───── Entries provided ─────
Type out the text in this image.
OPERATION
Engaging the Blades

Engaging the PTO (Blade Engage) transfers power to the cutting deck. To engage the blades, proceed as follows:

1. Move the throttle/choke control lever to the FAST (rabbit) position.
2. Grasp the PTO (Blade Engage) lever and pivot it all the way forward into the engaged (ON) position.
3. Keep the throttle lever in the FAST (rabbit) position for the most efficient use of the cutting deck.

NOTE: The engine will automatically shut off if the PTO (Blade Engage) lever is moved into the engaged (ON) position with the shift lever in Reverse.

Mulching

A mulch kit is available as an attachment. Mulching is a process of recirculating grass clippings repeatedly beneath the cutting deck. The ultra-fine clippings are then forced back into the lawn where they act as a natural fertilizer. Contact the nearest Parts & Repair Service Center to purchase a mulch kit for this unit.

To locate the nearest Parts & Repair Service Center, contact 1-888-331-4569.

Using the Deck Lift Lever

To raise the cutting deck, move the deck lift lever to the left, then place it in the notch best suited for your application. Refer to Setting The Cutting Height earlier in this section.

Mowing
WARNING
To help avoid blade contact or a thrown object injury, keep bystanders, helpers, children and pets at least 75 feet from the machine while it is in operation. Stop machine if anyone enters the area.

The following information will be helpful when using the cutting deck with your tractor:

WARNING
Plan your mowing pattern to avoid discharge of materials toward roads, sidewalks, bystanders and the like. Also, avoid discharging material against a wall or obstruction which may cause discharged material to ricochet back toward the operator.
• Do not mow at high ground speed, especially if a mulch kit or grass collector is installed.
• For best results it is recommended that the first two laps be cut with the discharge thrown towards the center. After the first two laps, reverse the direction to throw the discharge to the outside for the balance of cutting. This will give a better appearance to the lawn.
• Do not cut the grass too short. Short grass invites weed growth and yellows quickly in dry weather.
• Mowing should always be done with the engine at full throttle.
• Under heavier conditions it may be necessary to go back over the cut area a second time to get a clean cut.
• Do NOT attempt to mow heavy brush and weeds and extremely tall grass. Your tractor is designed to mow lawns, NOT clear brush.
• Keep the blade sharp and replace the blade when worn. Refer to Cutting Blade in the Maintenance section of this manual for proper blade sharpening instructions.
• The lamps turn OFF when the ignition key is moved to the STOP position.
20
─────
Exercise goal
Transcribe all of the entries without altering anything.

Result of this exercise
Type out the text in this image.
OPERATION
Engaging the Blades

Engaging the PTO (Blade Engage) transfers power to the cutting deck. To engage the blades, proceed as follows:

1. Move the throttle/choke control lever to the FAST (rabbit) position.
2. Grasp the PTO (Blade Engage) lever and pivot it all the way forward into the engaged (ON) position.
3. Keep the throttle lever in the FAST (rabbit) position for the most efficient use of the cutting deck.

NOTE: The engine will automatically shut off if the PTO (Blade Engage) lever is moved into the engaged (ON) position with the shift lever in Reverse.

Mulching

A mulch kit is available as an attachment. Mulching is a process of recirculating grass clippings repeatedly beneath the cutting deck. The ultra-fine clippings are then forced back into the lawn where they act as a natural fertilizer. Contact the nearest Parts & Repair Service Center to purchase a mulch kit for this unit.

To locate the nearest Parts & Repair Service Center, contact 1-888-331-4569.

Using the Deck Lift Lever

To raise the cutting deck, move the deck lift lever to the left, then place it in the notch best suited for your application. Refer to Setting The Cutting Height earlier in this section.

Mowing
WARNING
To help avoid blade contact or a thrown object injury, keep bystanders, helpers, children and pets at least 75 feet from the machine while it is in operation. Stop machine if anyone enters the area.

The following information will be helpful when using the cutting deck with your tractor:

WARNING
Plan your mowing pattern to avoid discharge of materials toward roads, sidewalks, bystanders and the like. Also, avoid discharging material against a wall or obstruction which may cause discharged material to ricochet back toward the operator.
• Do not mow at high ground speed, especially if a mulch kit or grass collector is installed.
• For best results it is recommended that the first two laps be cut with the discharge thrown towards the center. After the first two laps, reverse the direction to throw the discharge to the outside for the balance of cutting. This will give a better appearance to the lawn.
• Do not cut the grass too short. Short grass invites weed growth and yellows quickly in dry weather.
• Mowing should always be done with the engine at full throttle.
• Under heavier conditions it may be necessary to go back over the cut area a second time to get a clean cut.
• Do NOT attempt to mow heavy brush and weeds and extremely tall grass. Your tractor is designed to mow lawns, NOT clear brush.
• Keep the blade sharp and replace the blade when worn. Refer to Cutting Blade in the Maintenance section of this manual for proper blade sharpening instructions.
• The lamps turn OFF when the ignition key is moved to the STOP position.
20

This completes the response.